Passage –
• • •

DoD Vet Betrayal Claim:  In a letter sent to members of Congress in early SEP, the directors of two major veterans' groups say the Pentagon's personnel chief has intentionally withheld benefits from wounded service members. "We need your immediate assistance to help end the Defense Department's deliberate, systemic betrayal of every brave American who [dons] the uniform and stands in harm's way," states the letter, signed by David Gorman, executive director of Disabled American Veterans (DAV), and Paul Rieckhoff, executive director of Iraq and Afghanistan Veterans of America (IAVA). "Sadly, the 2007 Walter Reed scandal, which resulted mostly from poor oversight and inadequate leadership, pales in comparison to what we view as the deliberate manipulation of the law" by David S.C. Chu, undersecretary of defense for personnel and readiness, and his deputies, the letter states.

• • •

Data extracts –
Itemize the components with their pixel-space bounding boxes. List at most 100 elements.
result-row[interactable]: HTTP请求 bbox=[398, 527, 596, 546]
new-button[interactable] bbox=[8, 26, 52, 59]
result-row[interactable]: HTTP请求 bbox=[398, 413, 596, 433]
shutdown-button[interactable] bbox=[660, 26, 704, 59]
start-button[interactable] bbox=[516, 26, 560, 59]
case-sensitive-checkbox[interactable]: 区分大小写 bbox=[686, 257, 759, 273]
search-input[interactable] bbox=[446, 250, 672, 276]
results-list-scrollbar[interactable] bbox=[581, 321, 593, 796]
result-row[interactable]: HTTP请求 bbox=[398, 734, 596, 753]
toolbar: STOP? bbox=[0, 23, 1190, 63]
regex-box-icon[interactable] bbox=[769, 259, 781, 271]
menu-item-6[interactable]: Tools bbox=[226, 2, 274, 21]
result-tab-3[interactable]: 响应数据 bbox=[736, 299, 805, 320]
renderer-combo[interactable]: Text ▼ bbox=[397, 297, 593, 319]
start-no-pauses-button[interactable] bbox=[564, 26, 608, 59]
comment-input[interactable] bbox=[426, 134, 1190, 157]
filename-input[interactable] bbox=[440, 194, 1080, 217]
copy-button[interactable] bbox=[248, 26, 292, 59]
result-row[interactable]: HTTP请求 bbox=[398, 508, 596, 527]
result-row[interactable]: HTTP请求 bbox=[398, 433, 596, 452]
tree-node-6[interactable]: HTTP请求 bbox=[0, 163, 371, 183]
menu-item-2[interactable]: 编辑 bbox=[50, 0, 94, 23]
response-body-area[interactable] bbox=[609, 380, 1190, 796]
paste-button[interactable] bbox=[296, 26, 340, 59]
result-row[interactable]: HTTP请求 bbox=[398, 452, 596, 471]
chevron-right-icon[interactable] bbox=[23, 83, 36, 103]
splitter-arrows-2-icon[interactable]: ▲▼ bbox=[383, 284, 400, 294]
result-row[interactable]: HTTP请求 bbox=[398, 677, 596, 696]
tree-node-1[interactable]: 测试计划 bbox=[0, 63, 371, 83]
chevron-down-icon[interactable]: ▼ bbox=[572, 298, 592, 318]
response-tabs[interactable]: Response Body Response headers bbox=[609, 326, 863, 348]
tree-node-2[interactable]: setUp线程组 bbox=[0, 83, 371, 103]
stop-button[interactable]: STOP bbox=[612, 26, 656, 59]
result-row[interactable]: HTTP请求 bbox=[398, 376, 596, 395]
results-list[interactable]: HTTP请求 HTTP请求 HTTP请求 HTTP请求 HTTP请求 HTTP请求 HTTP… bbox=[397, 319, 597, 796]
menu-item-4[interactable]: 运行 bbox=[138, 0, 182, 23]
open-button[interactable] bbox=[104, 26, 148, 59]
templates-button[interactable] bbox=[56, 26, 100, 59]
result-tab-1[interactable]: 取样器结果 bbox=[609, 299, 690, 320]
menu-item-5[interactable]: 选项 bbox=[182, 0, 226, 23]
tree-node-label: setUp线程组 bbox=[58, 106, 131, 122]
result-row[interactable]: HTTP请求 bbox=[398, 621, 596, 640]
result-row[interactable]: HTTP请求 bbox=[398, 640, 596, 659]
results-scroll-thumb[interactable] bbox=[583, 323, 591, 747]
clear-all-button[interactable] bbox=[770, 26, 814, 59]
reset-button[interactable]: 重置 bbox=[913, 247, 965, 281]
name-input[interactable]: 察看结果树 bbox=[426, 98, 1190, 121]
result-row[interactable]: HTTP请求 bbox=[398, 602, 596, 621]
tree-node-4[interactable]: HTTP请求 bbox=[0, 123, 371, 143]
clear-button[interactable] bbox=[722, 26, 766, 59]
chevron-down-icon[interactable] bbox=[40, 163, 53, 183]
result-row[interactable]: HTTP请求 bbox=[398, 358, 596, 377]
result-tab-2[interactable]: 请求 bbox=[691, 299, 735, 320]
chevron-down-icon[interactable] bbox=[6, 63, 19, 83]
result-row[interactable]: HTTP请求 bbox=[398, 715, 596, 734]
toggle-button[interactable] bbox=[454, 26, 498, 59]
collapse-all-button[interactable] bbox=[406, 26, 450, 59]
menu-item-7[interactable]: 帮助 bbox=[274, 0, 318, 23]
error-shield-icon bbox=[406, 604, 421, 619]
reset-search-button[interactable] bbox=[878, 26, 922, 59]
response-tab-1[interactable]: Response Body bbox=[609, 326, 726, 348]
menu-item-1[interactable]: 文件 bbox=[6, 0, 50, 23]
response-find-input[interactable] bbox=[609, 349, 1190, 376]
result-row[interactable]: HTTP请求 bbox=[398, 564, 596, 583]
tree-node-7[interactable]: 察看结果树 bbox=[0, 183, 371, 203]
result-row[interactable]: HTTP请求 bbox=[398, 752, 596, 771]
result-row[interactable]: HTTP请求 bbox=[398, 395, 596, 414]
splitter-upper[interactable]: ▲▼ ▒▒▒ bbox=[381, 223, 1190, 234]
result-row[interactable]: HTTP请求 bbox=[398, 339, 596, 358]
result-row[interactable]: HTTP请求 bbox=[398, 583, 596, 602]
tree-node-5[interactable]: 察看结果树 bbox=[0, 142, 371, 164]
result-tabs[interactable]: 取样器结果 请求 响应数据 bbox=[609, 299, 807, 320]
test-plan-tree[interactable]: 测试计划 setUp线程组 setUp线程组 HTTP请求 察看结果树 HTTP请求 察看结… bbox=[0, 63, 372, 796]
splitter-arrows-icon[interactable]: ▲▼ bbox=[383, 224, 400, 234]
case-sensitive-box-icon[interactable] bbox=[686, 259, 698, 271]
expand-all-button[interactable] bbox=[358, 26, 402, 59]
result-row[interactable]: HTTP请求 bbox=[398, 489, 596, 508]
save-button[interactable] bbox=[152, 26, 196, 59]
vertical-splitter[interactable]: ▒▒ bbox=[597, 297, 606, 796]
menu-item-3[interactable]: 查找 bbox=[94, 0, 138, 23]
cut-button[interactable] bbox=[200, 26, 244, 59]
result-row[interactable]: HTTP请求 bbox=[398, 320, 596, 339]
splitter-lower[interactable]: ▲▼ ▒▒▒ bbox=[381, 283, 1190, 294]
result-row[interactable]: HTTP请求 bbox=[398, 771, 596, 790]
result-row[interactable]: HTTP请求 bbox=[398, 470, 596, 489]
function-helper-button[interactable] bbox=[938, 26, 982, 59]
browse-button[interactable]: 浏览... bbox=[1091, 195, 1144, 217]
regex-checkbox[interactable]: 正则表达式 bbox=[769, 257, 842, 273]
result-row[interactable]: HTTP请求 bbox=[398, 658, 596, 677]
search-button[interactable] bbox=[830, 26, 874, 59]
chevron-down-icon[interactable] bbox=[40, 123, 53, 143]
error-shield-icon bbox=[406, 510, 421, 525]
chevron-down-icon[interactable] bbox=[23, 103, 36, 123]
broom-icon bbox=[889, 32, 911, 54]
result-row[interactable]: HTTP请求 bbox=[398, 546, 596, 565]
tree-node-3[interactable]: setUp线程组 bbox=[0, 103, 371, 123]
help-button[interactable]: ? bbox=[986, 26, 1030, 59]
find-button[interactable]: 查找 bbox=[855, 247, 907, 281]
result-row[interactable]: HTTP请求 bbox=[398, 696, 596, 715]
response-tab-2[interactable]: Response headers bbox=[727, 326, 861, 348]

• • •

What the exercise asks –
Write out the text about the veterans' groups again from "DoD Vet Betrayal" to "the letter states.", swapping "letter" for "message".

Answer to this exercise –
DoD Vet Betrayal Claim:  In a message sent to members of Congress in early SEP, the directors of two major veterans' groups say the Pentagon's personnel chief has intentionally withheld benefits from wounded service members. "We need your immediate assistance to help end the Defense Department's deliberate, systemic betrayal of every brave American who [dons] the uniform and stands in harm's way," states the message, signed by David Gorman, executive director of Disabled American Veterans (DAV), and Paul Rieckhoff, executive director of Iraq and Afghanistan Veterans of America (IAVA). "Sadly, the 2007 Walter Reed scandal, which resulted mostly from poor oversight and inadequate leadership, pales in comparison to what we view as the deliberate manipulation of the law" by David S.C. Chu, undersecretary of defense for personnel and readiness, and his deputies, the message states.